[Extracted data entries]
****************************************
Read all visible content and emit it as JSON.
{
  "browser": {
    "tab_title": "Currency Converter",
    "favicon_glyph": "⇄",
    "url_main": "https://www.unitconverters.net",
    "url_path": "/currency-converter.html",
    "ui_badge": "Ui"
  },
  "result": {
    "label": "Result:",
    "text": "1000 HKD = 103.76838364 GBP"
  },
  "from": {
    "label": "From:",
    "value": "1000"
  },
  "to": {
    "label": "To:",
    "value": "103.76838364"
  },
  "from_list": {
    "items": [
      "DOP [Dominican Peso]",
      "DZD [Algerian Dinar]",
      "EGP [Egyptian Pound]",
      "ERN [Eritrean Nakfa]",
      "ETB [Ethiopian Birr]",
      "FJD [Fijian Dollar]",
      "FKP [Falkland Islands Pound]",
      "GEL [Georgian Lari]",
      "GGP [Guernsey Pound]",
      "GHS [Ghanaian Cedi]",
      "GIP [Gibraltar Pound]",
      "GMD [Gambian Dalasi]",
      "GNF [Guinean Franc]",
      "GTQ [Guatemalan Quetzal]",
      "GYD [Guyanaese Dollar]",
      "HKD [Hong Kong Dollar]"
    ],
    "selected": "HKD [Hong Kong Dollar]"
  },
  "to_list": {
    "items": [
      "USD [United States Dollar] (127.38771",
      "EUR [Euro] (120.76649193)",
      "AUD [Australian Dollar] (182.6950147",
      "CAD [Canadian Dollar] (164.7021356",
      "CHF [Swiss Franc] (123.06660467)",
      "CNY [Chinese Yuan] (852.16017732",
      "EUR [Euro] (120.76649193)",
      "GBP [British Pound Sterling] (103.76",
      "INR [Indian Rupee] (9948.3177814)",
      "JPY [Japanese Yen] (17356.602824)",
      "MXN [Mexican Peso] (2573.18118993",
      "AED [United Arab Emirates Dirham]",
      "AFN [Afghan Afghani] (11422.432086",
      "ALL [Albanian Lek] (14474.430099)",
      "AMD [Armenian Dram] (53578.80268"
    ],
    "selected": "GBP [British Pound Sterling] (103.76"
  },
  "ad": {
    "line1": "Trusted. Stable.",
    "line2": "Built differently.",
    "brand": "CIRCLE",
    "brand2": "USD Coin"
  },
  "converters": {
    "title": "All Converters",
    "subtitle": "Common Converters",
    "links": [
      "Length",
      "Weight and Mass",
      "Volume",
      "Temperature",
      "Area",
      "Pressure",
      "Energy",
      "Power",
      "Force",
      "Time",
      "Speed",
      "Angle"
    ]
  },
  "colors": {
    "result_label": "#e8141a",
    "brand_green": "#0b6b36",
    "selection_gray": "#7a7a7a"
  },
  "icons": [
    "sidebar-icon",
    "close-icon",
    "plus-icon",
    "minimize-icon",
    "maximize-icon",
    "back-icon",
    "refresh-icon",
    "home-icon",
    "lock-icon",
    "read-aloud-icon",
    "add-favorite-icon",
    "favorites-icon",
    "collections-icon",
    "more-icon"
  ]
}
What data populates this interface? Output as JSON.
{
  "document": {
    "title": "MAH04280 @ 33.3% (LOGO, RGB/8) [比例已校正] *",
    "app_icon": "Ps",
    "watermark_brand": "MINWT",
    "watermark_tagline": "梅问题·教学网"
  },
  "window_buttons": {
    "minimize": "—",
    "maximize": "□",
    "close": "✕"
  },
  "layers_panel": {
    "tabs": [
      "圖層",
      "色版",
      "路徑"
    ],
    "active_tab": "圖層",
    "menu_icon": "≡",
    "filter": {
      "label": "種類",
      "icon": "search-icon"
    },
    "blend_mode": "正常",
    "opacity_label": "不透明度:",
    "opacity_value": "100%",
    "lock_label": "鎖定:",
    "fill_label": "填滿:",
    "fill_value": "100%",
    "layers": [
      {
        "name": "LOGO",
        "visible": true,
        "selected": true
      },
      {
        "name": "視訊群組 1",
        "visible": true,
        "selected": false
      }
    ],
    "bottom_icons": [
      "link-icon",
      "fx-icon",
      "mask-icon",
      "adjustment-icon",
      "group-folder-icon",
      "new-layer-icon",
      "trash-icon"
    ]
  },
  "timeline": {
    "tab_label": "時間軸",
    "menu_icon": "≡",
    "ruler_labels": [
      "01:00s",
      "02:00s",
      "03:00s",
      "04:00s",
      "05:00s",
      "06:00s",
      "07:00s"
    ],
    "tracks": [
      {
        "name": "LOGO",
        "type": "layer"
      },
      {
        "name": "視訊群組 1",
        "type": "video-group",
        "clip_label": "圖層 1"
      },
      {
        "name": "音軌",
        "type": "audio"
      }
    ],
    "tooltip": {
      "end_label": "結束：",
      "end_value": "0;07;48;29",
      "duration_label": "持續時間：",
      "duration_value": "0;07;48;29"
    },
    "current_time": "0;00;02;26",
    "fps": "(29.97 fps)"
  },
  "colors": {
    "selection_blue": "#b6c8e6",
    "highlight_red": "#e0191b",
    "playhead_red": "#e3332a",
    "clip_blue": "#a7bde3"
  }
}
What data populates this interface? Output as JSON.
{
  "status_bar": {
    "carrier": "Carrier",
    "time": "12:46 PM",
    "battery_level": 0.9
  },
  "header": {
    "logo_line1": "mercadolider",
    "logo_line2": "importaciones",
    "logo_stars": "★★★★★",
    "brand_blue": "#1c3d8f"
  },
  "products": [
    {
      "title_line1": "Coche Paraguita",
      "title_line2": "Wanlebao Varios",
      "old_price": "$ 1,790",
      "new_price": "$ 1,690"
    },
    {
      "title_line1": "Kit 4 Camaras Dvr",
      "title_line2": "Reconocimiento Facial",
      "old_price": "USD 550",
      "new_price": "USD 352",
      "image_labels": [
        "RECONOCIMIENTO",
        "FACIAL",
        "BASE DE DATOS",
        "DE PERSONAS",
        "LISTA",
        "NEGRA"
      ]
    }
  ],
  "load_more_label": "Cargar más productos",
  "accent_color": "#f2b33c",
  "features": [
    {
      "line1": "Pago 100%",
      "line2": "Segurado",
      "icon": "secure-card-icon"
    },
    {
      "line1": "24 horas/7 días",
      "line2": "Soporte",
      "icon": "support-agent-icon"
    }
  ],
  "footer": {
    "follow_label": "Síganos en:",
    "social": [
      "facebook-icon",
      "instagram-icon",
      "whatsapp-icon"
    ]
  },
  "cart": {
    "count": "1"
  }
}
****************************************
**OBJECTIVE:** Gather all lines from the records above in which "selected" appears.

**COMPLETED TASK:**
    "selected": "HKD [Hong Kong Dollar]"
    "selected": "GBP [British Pound Sterling] (103.76"
        "selected": true
        "selected": false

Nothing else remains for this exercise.